▶ Text segment
Another important element of financial regulation is that the owners, if not also the managers, of insolvent institutions should suffer significant losses in the event of insolvency. In emerging-market countries (and sometimes in advanced countries, a prominent example of which is Japan during the 1990s), governments have often provided insolvent institutions with funds to keep them from failing and left the existing owners and managers in charge. ailing out the owners and managers in this way worsens the moral hazard problem. Knowing that a bailout will occur, they have incentives to take on huge risks because they have so little to lose. Furthermore, in some cases, the owners and managers of these institutions have been able to take the rescue funds for their own personal gain and send them out of the country before the institutions fail.

Act as a Lender of Last Resort Infrequently
Besides encouraging and promoting the adoption of prudential regulatory and supervisory measures to limit moral hazard, governments and institutions should act as lenders of last resort only when absolutely necessary, as doing so involves a tradeoff between the benefit of preventing a financial crisis and the cost of the moral hazard it creates, which increases systemic risk. Recognizing that the decision to act as a lender of last resort is often very difficult, lenders should refrain from providing funds to markets or institutions not in crisis or to those that are truly insolvent because of an unsustainable amount of debt.5 Furthermore, once a crisis is over, the liquidity that has been injected into the financial system must be removed so that asset prices represent the appropriate market-determined value.

Current Challenges for an International Lender of Last Resort
As discussed earlier, for certain types of crises in emerging markets an international lender of last resort is necessary. However, the dramatic improvement of the policy and financial environment around the world over the past several years has left many wondering whether such crises are things of the past. For emerging-market economies, the most prominent international institution to act as a lender of last resort has been the International Monetary Fund (IMF). However, demand for IMF lending has dropped more than 80 percent since 2005 as emergency lending has almost ceased and most borrowers have repaid their loans. Such developments have led some to speculate that an international lender of last resort is no longer needed.

However, it would be naïve to think that we will never again see situations where an international lender will be indispensable. The past few years have been unusual ones, providing ideal conditions for strong growth in emerging markets. In particular, growth in industrial countries has been solid, borrowing costs have been very low, and commodity prices have been high, not just for fuel but also for many of the primary metals and agricultural products that are produced in developing countries. Many countries have taken advantage of these developments to pay down debt and consolidate fiscal balances.

Nevertheless, concerns remain. Numerous economies are vulnerable to changes in commodity prices or slower world demand. This is particularly true for countries that have not improved their financial and regulatory infrastructure and that have adopted policies that stifle investment. In some countries, corporate and household debt levels have increased greatly. For example, one troubling development in the past few years has been the sharp rise of home mortgage lending in foreign currencies, particularly in eastern Europe. This development threatens to unwind the progress made in reducing currency mismatches by shifting the locus of the mismatch from the government or financial sector to the household sector, in which market participants are less well equipped to understand the risks they are taking on.

And, more generally, we are increasingly realizing that globalization and the growth of markets have led to complex and occasionally surprising interconnections among markets and economies. Individual countries and regional institutions can track these developments to some extent, but the need to have institutions devoted to international monetary and financial stability on a global level has perhaps never been greater.

▶ Given instruction 1
Copy the listing word for word, starting at its first line and stopping after the line containing "- text-line: [145, 576, 825, 626]".

(Layout coordinate data)
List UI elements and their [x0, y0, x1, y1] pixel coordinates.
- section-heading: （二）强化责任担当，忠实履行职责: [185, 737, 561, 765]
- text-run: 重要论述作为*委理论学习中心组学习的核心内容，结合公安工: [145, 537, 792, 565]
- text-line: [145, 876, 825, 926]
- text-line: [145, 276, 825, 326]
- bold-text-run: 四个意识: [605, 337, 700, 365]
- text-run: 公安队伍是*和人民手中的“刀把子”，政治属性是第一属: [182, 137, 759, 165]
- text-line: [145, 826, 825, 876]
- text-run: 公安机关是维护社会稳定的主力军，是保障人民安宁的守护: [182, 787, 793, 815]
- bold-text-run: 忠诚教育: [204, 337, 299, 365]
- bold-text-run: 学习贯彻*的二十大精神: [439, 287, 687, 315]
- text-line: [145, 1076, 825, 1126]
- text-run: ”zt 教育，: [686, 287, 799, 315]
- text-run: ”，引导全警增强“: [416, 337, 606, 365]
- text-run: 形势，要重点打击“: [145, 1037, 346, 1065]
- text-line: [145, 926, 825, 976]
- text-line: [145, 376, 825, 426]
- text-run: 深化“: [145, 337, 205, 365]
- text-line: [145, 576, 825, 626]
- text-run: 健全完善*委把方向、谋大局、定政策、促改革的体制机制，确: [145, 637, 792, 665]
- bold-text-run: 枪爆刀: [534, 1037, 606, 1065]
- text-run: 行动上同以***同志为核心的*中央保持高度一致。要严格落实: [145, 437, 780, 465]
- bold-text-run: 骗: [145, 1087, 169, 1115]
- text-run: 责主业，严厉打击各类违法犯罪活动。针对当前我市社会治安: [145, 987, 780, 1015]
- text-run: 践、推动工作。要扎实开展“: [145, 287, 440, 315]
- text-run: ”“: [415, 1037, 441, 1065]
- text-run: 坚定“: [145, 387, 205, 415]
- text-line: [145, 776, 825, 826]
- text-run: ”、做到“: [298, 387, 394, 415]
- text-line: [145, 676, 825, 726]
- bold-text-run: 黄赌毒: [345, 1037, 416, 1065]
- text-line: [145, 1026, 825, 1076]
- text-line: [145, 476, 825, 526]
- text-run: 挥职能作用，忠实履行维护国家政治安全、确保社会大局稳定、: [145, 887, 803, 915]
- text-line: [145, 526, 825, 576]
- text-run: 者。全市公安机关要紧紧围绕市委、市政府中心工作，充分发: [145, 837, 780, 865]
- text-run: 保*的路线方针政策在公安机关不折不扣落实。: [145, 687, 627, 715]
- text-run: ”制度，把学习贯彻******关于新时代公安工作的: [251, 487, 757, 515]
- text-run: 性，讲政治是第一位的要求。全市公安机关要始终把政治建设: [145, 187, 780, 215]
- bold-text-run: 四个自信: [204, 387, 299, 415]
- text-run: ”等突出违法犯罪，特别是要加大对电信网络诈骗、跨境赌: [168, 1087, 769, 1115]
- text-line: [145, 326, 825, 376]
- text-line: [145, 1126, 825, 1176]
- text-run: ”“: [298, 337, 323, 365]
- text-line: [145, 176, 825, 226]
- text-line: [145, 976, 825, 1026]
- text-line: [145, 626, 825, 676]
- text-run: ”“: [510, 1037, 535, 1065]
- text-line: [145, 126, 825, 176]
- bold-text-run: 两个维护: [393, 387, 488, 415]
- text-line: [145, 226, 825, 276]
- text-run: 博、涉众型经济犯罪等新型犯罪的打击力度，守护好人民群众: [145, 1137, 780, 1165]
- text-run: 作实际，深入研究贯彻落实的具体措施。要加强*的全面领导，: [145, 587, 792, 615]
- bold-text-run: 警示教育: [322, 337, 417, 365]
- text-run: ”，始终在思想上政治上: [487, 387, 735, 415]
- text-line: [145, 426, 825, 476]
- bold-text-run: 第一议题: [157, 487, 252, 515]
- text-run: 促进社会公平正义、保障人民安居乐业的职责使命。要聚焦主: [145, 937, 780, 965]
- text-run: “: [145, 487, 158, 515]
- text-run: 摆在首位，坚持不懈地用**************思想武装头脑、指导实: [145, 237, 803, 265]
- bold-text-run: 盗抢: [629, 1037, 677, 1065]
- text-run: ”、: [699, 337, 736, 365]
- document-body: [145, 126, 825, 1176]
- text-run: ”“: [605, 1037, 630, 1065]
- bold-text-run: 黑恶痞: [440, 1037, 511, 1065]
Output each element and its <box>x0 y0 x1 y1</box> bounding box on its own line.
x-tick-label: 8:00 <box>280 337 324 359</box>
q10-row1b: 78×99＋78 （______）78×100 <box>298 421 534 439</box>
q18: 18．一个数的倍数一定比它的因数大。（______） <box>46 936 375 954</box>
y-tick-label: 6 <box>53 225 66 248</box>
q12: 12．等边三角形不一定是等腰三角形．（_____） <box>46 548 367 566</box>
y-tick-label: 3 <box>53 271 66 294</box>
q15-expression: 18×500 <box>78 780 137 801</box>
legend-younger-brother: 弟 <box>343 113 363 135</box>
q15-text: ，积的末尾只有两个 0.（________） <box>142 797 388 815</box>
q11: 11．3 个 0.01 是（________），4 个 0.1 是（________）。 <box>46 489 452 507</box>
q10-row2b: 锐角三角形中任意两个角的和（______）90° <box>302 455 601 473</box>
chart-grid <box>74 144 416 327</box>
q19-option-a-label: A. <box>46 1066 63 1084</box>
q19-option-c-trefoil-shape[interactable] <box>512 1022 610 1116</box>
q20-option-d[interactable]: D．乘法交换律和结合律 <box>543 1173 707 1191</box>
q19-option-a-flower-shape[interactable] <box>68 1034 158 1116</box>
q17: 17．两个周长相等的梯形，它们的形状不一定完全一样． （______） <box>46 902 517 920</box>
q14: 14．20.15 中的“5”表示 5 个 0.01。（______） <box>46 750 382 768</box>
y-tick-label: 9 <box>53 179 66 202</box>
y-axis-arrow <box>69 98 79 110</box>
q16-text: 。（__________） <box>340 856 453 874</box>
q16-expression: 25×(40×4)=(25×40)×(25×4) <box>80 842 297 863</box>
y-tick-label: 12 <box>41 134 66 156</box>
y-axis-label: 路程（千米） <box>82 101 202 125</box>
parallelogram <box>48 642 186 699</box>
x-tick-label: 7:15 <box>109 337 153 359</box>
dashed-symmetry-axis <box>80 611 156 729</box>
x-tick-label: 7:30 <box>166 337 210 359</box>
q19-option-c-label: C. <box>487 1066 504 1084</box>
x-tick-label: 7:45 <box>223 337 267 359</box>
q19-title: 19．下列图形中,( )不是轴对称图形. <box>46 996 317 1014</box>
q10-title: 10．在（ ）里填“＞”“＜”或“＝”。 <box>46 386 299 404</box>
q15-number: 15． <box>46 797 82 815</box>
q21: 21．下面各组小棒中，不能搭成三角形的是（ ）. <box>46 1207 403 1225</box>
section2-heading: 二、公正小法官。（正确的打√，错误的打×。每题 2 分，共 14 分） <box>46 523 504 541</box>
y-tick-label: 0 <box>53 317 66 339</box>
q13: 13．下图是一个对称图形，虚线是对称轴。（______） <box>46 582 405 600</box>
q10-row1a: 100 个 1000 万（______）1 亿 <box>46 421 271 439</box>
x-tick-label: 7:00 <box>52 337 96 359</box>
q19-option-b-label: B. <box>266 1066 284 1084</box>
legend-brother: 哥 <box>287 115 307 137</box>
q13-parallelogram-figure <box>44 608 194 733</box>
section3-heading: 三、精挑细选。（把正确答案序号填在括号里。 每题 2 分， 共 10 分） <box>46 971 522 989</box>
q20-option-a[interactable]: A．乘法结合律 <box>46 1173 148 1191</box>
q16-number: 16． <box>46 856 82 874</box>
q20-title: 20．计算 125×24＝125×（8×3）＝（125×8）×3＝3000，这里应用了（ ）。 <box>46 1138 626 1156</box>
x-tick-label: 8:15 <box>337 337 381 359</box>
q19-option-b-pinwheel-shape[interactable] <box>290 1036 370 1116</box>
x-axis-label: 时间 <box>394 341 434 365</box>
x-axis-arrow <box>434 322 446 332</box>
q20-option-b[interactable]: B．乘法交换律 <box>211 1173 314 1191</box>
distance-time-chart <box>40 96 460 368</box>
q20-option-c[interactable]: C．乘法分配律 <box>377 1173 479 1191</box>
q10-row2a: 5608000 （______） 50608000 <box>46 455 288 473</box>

▶ Given instruction 2
Continue the text on lenders of last resort from its last sentence.

▶ Task answer 1
List UI elements and their [x0, y0, x1, y1] pixel coordinates.
- section-heading: （二）强化责任担当，忠实履行职责: [185, 737, 561, 765]
- text-run: 重要论述作为*委理论学习中心组学习的核心内容，结合公安工: [145, 537, 792, 565]
- text-line: [145, 876, 825, 926]
- text-line: [145, 276, 825, 326]
- bold-text-run: 四个意识: [605, 337, 700, 365]
- text-run: 公安队伍是*和人民手中的“刀把子”，政治属性是第一属: [182, 137, 759, 165]
- text-line: [145, 826, 825, 876]
- text-run: 公安机关是维护社会稳定的主力军，是保障人民安宁的守护: [182, 787, 793, 815]
- bold-text-run: 忠诚教育: [204, 337, 299, 365]
- bold-text-run: 学习贯彻*的二十大精神: [439, 287, 687, 315]
- text-line: [145, 1076, 825, 1126]
- text-run: ”zt 教育，: [686, 287, 799, 315]
- text-run: ”，引导全警增强“: [416, 337, 606, 365]
- text-run: 形势，要重点打击“: [145, 1037, 346, 1065]
- text-line: [145, 926, 825, 976]
- text-line: [145, 376, 825, 426]
- text-run: 深化“: [145, 337, 205, 365]
- text-line: [145, 576, 825, 626]

▶ Task answer 2
Given a need for lenders of last resort, the question remains, what institutions will best fill that role? The answer is that it is likely to be best filled by a combination of institutions. In some cases, as we have just seen, individual countries, particularly the large industrial countries, will be able to provide liquidity to markets that are domestically based but global in their linkages. To a much larger extent than in the recent past, countries are also working to insure themselves through the accumulation of foreign currency reserves. In the past few weeks, we have seen such reserves being used in the industrial and developing worlds to dampen volatility in exchange rates. Also, talk of regional arrangements such as the Chiang Mai initiative for currency cooperation in Asia, has been increasing. Finally, the IMF remains the premier institution overseeing international monetary and financial stability and crisis lending.

None of these options are perfect by themselves. Although central banks of large industrial countries have tremendous resources, their primary focus is domestic monetary policy and they have little mandate for involvement in crises without systemic implications for their countries. It is a positive development that countries with significant exposure to foreign currency risk are more and more able to insure themselves with reserves. However, there are costs associated with such reserve accumulation and there is also a danger that, under the guise of "insurance," countries will engage in activities--including intervention to keep their currencies weak--that are increasingly distorting global capital and trade flows. In terms of regional arrangements, the trend toward rising international cooperation and coordination can have benefits. But regional institutions are typically small and untested, and so their actions may risk undermining more-global efforts. Moreover, their lending may violate the principles I discussed above. In many cases, the IMF is likely the best institution to provide liquidity--it has long experience in this role, significant expertise, and the ability to distribute funds quickly. However, IMF funds may be insufficient when the crisis countries--and associated capital markets--are large. In the mid-1990s and early 2000s, for example, the IMF worked in combination with other lenders in the cases of Korea and Mexico.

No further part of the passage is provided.